=== Section Start ===

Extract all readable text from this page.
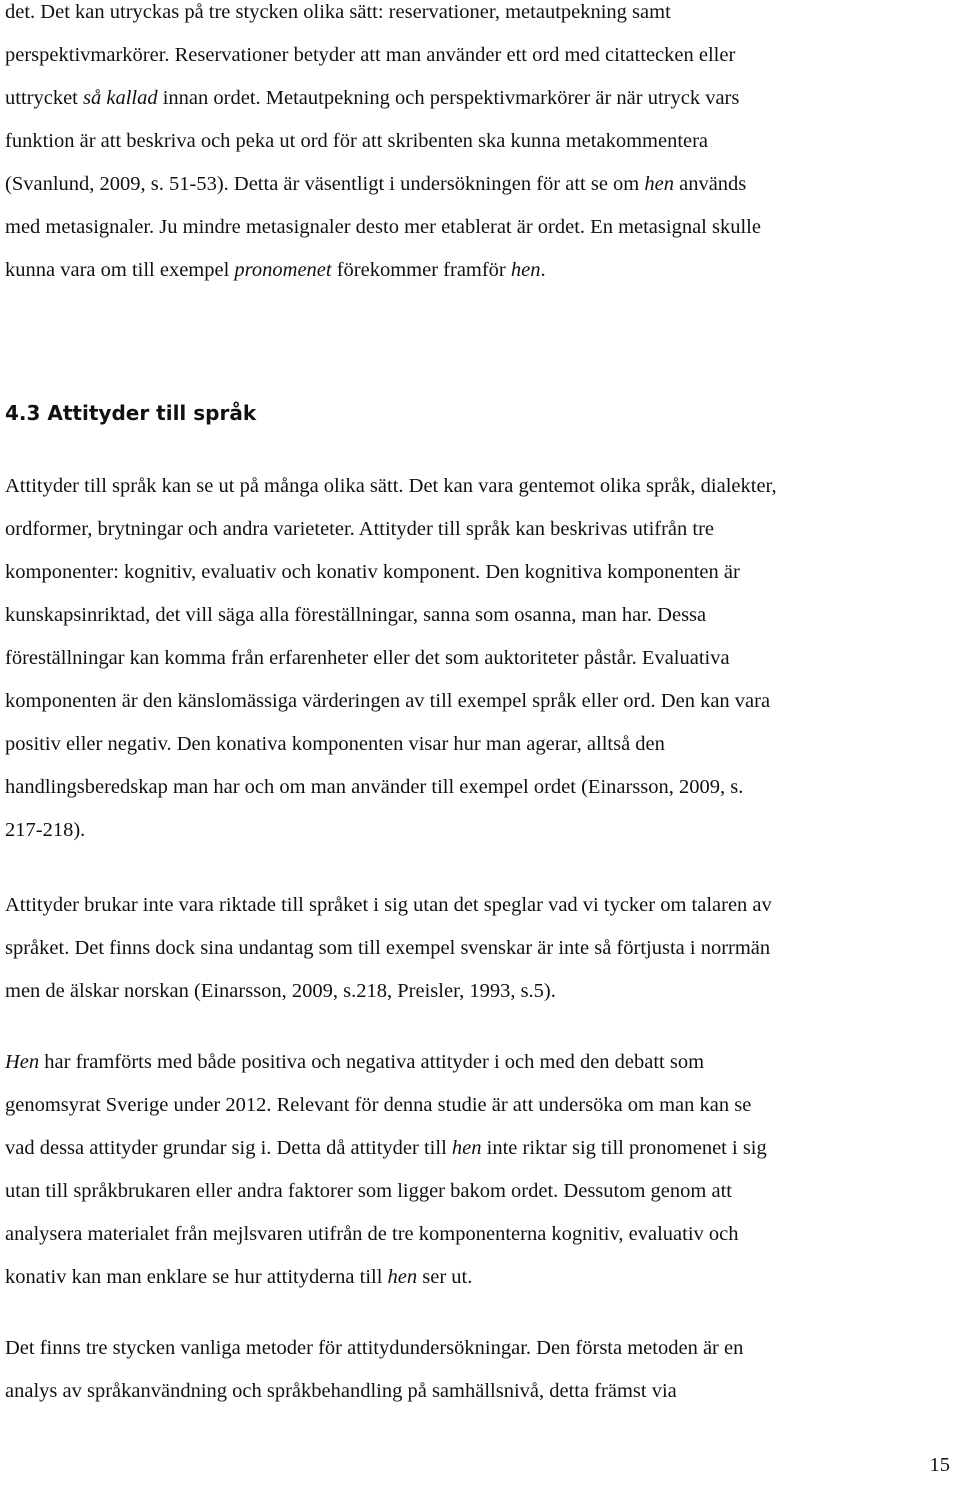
det. Det kan utryckas på tre stycken olika sätt: reservationer, metautpekning samt
perspektivmarkörer. Reservationer betyder att man använder ett ord med citattecken eller
uttrycket så kallad innan ordet. Metautpekning och perspektivmarkörer är när utryck vars
funktion är att beskriva och peka ut ord för att skribenten ska kunna metakommentera
(Svanlund, 2009, s. 51-53). Detta är väsentligt i undersökningen för att se om hen används
med metasignaler. Ju mindre metasignaler desto mer etablerat är ordet. En metasignal skulle
kunna vara om till exempel pronomenet förekommer framför hen.

4.3 Attityder till språk

Attityder till språk kan se ut på många olika sätt. Det kan vara gentemot olika språk, dialekter,
ordformer, brytningar och andra varieteter. Attityder till språk kan beskrivas utifrån tre
komponenter: kognitiv, evaluativ och konativ komponent. Den kognitiva komponenten är
kunskapsinriktad, det vill säga alla föreställningar, sanna som osanna, man har. Dessa
föreställningar kan komma från erfarenheter eller det som auktoriteter påstår. Evaluativa
komponenten är den känslomässiga värderingen av till exempel språk eller ord. Den kan vara
positiv eller negativ. Den konativa komponenten visar hur man agerar, alltså den
handlingsberedskap man har och om man använder till exempel ordet (Einarsson, 2009, s.
217-218).

Attityder brukar inte vara riktade till språket i sig utan det speglar vad vi tycker om talaren av
språket. Det finns dock sina undantag som till exempel svenskar är inte så förtjusta i norrmän
men de älskar norskan (Einarsson, 2009, s.218, Preisler, 1993, s.5).

Hen har framförts med både positiva och negativa attityder i och med den debatt som
genomsyrat Sverige under 2012. Relevant för denna studie är att undersöka om man kan se
vad dessa attityder grundar sig i. Detta då attityder till hen inte riktar sig till pronomenet i sig
utan till språkbrukaren eller andra faktorer som ligger bakom ordet. Dessutom genom att
analysera materialet från mejlsvaren utifrån de tre komponenterna kognitiv, evaluativ och
konativ kan man enklare se hur attityderna till hen ser ut.

Det finns tre stycken vanliga metoder för attitydundersökningar. Den första metoden är en
analys av språkanvändning och språkbehandling på samhällsnivå, detta främst via

15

=== Section End ===

__To do__
All records above must be output exactly as they stand, excluding pictures.

__Result of this task__
Extract all readable text from this page.
det. Det kan utryckas på tre stycken olika sätt: reservationer, metautpekning samt
perspektivmarkörer. Reservationer betyder att man använder ett ord med citattecken eller
uttrycket så kallad innan ordet. Metautpekning och perspektivmarkörer är när utryck vars
funktion är att beskriva och peka ut ord för att skribenten ska kunna metakommentera
(Svanlund, 2009, s. 51-53). Detta är väsentligt i undersökningen för att se om hen används
med metasignaler. Ju mindre metasignaler desto mer etablerat är ordet. En metasignal skulle
kunna vara om till exempel pronomenet förekommer framför hen.

4.3 Attityder till språk

Attityder till språk kan se ut på många olika sätt. Det kan vara gentemot olika språk, dialekter,
ordformer, brytningar och andra varieteter. Attityder till språk kan beskrivas utifrån tre
komponenter: kognitiv, evaluativ och konativ komponent. Den kognitiva komponenten är
kunskapsinriktad, det vill säga alla föreställningar, sanna som osanna, man har. Dessa
föreställningar kan komma från erfarenheter eller det som auktoriteter påstår. Evaluativa
komponenten är den känslomässiga värderingen av till exempel språk eller ord. Den kan vara
positiv eller negativ. Den konativa komponenten visar hur man agerar, alltså den
handlingsberedskap man har och om man använder till exempel ordet (Einarsson, 2009, s.
217-218).

Attityder brukar inte vara riktade till språket i sig utan det speglar vad vi tycker om talaren av
språket. Det finns dock sina undantag som till exempel svenskar är inte så förtjusta i norrmän
men de älskar norskan (Einarsson, 2009, s.218, Preisler, 1993, s.5).

Hen har framförts med både positiva och negativa attityder i och med den debatt som
genomsyrat Sverige under 2012. Relevant för denna studie är att undersöka om man kan se
vad dessa attityder grundar sig i. Detta då attityder till hen inte riktar sig till pronomenet i sig
utan till språkbrukaren eller andra faktorer som ligger bakom ordet. Dessutom genom att
analysera materialet från mejlsvaren utifrån de tre komponenterna kognitiv, evaluativ och
konativ kan man enklare se hur attityderna till hen ser ut.

Det finns tre stycken vanliga metoder för attitydundersökningar. Den första metoden är en
analys av språkanvändning och språkbehandling på samhällsnivå, detta främst via

15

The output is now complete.